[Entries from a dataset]
-- START --

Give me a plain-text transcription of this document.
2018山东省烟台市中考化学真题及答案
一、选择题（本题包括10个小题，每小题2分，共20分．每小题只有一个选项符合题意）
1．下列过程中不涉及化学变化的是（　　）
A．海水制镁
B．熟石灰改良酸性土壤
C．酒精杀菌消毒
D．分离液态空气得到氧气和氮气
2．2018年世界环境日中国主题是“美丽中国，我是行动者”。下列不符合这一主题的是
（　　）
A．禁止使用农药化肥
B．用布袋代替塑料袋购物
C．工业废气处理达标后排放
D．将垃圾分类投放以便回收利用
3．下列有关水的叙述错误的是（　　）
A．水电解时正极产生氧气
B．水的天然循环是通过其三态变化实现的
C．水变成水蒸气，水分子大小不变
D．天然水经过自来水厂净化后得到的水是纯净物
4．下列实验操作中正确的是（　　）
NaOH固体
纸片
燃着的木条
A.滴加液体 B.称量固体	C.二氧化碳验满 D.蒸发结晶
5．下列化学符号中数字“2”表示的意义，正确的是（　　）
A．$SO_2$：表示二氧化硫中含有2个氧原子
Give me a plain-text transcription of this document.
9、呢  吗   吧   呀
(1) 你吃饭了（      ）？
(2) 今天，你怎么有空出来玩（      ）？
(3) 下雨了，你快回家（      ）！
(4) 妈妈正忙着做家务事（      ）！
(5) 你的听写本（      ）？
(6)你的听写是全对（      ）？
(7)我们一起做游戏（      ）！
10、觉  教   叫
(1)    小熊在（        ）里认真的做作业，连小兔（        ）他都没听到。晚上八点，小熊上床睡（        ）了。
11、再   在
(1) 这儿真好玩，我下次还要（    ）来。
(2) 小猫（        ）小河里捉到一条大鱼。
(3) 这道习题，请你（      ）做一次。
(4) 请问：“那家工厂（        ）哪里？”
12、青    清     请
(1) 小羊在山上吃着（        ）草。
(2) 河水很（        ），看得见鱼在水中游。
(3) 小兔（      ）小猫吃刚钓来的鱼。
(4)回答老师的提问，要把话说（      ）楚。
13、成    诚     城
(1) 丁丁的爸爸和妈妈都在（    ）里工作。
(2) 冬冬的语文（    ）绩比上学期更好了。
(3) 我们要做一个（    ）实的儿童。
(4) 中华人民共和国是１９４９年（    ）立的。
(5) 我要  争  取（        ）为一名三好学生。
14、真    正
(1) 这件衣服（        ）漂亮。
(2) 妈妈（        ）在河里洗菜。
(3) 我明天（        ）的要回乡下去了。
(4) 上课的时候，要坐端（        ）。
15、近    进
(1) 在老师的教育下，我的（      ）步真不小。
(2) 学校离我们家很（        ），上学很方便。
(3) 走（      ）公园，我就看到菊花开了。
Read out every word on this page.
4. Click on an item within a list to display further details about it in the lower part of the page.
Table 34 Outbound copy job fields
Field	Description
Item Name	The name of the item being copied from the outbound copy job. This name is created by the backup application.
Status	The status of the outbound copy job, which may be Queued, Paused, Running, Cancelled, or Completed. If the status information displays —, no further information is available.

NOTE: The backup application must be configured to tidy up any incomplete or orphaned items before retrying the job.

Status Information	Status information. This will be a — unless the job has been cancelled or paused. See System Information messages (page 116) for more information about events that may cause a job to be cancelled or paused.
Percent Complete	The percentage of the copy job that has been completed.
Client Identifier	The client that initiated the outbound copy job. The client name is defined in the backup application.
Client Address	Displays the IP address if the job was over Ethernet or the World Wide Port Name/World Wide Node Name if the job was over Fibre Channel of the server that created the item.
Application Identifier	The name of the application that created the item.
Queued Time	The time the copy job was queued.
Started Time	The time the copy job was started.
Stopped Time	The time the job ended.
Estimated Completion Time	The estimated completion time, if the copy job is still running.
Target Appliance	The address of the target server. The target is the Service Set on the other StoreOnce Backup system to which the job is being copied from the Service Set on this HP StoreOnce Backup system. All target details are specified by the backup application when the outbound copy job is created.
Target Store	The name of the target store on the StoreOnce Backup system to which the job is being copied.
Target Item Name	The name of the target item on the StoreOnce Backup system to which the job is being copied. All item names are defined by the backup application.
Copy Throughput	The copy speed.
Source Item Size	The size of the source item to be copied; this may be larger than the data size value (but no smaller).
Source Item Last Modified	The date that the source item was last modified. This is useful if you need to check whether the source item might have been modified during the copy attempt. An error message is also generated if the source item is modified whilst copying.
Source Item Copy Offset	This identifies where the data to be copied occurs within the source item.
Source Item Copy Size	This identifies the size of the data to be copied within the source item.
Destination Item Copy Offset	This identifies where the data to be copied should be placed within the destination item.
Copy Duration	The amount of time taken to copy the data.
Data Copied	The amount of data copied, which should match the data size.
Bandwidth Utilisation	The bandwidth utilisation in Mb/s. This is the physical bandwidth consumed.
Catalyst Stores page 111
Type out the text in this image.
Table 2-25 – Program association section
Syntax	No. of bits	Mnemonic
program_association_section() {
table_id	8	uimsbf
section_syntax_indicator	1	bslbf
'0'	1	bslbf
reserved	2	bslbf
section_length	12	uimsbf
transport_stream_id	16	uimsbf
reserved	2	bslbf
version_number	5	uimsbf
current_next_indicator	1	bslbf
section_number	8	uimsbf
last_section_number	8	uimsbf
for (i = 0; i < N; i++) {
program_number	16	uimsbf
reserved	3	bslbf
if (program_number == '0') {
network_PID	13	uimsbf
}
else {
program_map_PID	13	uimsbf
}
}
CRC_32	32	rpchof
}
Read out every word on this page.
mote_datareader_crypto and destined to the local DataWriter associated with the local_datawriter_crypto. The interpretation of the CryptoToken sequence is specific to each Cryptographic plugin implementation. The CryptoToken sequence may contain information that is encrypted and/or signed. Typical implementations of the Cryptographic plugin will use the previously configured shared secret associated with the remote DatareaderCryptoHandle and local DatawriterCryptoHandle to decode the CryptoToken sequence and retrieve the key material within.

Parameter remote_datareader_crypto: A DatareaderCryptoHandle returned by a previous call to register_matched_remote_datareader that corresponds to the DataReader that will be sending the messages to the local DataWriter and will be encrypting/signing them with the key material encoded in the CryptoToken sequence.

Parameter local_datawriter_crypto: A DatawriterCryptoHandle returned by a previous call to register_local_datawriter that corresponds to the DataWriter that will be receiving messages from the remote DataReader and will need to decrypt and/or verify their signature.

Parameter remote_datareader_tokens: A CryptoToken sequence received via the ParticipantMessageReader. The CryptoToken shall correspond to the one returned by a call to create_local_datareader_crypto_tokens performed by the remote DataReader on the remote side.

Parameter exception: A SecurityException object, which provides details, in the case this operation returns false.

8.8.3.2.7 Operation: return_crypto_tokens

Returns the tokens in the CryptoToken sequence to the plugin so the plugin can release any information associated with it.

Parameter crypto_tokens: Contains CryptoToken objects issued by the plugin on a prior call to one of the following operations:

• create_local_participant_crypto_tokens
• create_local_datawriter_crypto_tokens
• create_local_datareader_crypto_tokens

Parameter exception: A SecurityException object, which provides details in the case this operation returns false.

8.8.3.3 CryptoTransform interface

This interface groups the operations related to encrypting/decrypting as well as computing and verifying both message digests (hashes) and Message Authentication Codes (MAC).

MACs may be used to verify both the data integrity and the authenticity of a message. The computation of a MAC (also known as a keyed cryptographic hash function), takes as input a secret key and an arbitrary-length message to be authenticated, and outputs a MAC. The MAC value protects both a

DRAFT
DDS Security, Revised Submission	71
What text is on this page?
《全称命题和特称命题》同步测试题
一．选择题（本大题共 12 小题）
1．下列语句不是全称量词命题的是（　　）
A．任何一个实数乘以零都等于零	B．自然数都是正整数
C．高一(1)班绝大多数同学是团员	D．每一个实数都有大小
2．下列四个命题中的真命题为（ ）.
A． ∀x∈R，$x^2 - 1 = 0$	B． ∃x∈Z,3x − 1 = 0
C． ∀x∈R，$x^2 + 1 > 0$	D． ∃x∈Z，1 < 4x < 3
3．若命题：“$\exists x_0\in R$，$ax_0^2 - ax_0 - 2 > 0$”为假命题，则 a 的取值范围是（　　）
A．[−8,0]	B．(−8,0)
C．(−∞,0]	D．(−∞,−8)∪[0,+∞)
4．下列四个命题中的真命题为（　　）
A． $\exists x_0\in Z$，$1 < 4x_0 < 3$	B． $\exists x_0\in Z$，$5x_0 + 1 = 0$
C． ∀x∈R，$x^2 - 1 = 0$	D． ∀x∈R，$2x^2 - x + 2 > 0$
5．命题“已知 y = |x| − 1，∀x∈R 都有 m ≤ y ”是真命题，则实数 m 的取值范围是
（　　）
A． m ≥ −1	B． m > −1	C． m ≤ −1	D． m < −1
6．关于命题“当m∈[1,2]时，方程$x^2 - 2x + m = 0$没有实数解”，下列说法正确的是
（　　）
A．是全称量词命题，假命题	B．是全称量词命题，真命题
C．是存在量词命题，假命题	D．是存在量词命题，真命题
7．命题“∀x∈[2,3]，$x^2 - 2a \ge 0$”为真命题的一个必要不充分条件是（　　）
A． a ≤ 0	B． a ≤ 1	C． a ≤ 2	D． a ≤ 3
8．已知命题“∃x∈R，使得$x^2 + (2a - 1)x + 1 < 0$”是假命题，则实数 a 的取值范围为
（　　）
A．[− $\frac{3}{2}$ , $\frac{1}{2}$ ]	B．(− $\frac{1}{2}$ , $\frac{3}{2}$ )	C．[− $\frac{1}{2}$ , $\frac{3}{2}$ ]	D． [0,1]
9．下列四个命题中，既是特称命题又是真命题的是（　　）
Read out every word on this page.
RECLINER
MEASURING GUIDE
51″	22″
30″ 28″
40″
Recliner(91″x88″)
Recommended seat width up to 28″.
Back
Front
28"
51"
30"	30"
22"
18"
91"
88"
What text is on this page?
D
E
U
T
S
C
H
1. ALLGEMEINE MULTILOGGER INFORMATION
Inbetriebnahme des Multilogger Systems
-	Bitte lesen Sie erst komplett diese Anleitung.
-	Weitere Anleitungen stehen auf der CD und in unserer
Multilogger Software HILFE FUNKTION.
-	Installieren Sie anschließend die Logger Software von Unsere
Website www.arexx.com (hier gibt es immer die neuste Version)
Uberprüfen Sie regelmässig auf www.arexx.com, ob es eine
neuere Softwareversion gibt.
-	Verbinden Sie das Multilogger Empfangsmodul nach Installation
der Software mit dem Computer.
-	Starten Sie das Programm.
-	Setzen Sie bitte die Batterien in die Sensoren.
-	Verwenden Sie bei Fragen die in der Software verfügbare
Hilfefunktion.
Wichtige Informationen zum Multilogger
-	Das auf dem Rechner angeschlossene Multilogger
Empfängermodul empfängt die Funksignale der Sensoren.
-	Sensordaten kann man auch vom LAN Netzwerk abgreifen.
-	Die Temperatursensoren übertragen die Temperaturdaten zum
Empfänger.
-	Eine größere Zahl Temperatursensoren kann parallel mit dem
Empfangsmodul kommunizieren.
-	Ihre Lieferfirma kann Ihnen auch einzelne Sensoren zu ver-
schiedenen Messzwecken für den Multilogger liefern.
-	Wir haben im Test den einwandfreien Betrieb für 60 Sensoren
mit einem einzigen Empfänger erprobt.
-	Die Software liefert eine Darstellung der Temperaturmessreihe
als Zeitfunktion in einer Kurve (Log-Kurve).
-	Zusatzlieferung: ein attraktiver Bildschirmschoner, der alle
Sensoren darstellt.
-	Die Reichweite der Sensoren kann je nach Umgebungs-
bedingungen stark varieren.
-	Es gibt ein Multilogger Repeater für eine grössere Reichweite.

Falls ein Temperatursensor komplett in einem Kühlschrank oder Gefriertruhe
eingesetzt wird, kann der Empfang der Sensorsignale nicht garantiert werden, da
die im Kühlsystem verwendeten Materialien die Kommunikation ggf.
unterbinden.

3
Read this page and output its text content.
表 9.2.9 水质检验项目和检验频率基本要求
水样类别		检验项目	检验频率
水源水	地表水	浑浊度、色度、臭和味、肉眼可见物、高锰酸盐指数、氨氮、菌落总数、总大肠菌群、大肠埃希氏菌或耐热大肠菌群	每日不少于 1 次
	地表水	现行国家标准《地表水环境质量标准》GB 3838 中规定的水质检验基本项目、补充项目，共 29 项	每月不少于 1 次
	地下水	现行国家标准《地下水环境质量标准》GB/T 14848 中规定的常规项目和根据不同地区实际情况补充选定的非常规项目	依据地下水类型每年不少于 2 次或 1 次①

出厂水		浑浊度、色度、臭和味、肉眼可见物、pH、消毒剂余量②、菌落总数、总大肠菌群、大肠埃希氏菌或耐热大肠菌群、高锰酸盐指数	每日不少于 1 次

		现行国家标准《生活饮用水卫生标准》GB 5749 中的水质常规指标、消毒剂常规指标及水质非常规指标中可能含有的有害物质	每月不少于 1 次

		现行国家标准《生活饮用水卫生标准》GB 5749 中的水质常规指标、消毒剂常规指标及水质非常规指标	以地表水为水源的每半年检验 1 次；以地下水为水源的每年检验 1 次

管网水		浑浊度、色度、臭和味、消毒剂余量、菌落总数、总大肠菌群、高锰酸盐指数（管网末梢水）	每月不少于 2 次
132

-- END --

Tally the lines of the listing above that include the word "Empfangsmodul". Answer with the number alone.

2